**The problem:** Below are some records. Say in a single number how many of their lines include the word "this".

**Records to process:**

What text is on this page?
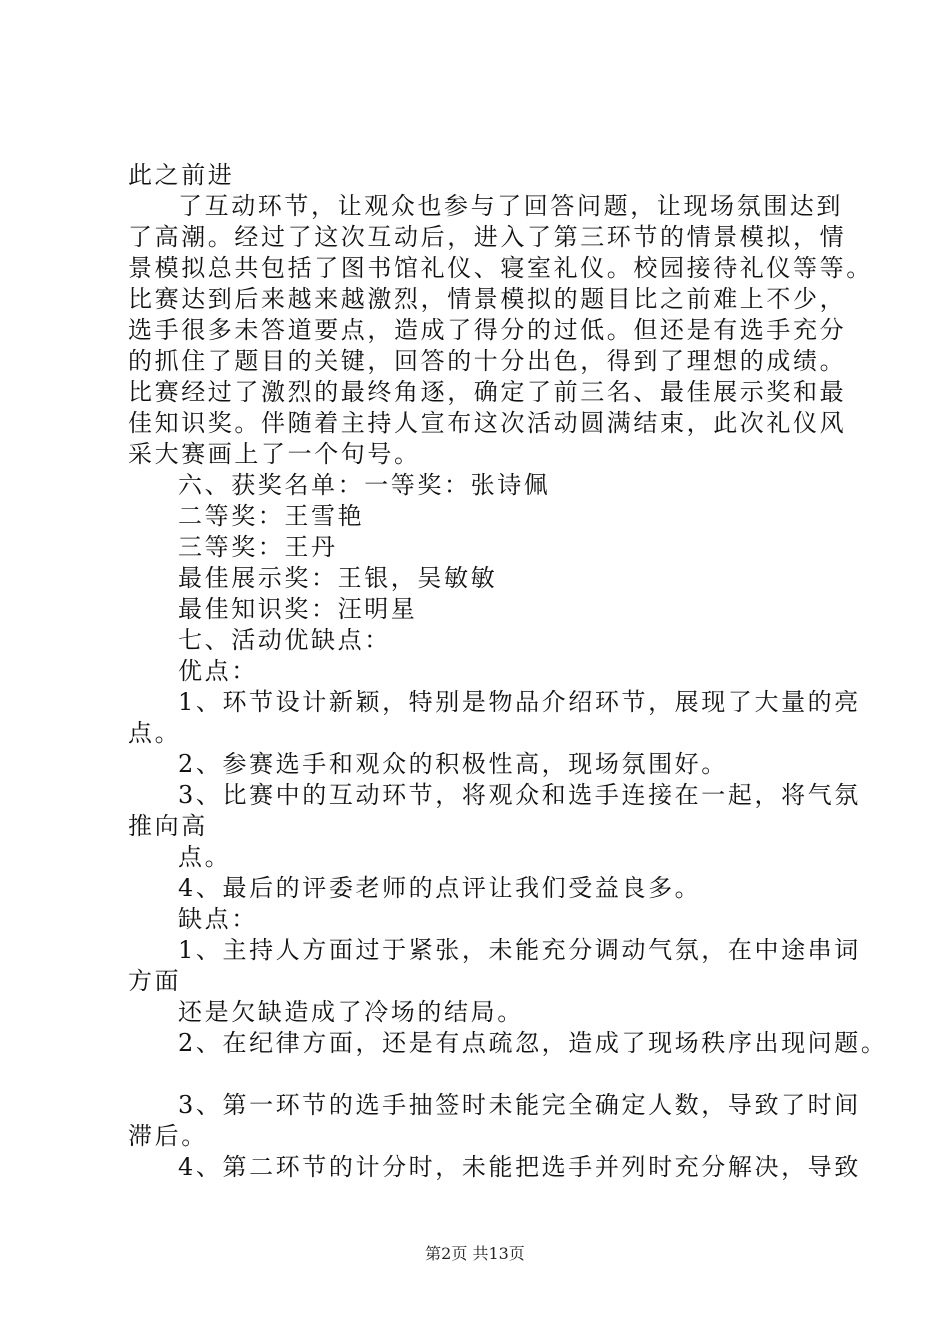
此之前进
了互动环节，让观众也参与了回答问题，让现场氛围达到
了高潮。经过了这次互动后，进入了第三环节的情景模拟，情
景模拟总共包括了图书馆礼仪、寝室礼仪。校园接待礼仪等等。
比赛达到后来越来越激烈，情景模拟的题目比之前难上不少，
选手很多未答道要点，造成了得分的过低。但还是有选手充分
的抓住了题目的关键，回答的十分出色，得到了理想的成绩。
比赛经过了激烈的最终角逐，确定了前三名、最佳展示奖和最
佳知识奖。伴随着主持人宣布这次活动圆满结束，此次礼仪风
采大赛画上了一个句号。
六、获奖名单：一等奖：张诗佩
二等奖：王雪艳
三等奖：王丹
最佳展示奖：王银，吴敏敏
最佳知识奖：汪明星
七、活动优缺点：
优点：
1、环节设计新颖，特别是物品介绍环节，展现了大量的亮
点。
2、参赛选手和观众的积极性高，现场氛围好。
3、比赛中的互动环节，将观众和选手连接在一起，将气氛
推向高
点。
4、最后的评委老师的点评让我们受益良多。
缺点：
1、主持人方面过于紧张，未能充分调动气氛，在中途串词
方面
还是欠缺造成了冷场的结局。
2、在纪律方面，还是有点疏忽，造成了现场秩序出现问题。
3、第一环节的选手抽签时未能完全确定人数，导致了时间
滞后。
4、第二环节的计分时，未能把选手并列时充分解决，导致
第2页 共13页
...
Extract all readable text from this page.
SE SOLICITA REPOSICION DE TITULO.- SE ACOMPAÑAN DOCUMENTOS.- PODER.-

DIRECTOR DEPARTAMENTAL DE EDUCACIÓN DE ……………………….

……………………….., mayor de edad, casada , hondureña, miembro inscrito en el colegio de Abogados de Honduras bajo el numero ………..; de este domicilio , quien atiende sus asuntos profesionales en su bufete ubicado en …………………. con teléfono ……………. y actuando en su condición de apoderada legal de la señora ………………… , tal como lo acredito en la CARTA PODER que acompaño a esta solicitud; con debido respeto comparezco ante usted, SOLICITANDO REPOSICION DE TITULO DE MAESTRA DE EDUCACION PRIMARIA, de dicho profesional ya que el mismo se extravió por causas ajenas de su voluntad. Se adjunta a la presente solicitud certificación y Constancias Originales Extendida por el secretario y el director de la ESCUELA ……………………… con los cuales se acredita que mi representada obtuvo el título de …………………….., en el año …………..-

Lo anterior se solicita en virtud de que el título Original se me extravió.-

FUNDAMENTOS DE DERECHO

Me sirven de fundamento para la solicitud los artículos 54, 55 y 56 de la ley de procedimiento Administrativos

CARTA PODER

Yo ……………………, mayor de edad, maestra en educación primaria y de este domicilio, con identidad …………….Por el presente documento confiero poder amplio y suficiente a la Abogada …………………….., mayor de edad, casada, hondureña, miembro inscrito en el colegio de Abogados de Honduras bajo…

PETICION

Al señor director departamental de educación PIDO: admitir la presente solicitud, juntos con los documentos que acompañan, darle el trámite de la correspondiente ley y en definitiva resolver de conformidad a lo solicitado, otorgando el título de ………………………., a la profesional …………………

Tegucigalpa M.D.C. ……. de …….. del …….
...
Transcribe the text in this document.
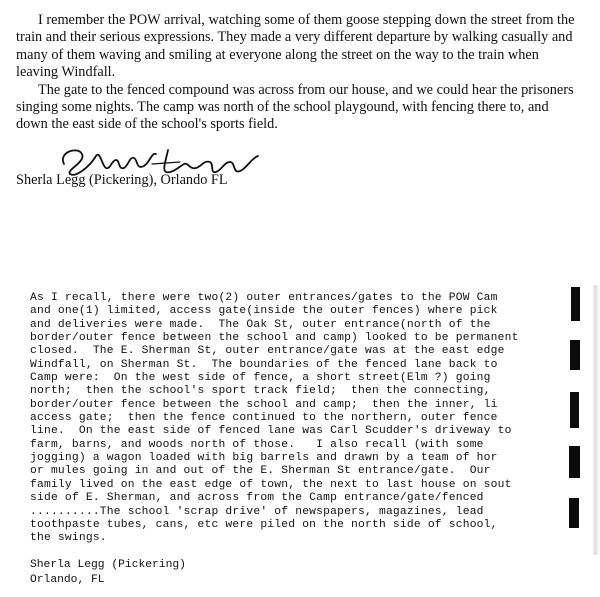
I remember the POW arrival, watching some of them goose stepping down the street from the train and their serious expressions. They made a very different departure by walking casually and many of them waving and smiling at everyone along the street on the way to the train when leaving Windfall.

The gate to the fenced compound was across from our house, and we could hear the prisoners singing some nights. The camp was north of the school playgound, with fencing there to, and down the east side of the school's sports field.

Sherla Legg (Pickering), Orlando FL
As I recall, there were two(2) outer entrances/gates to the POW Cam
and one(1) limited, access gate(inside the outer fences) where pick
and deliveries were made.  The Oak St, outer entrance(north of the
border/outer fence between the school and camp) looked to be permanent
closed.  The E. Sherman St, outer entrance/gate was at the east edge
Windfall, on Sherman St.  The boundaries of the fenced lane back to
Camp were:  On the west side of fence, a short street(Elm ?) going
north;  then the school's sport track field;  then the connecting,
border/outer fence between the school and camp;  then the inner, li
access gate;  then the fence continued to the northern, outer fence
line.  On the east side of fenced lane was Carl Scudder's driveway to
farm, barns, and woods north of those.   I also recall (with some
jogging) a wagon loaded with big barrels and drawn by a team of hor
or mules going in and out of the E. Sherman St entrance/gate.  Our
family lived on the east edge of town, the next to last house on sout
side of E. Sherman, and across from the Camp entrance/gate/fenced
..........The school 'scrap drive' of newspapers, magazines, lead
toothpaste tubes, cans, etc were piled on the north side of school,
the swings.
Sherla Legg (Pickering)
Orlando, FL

**Full solution:** 3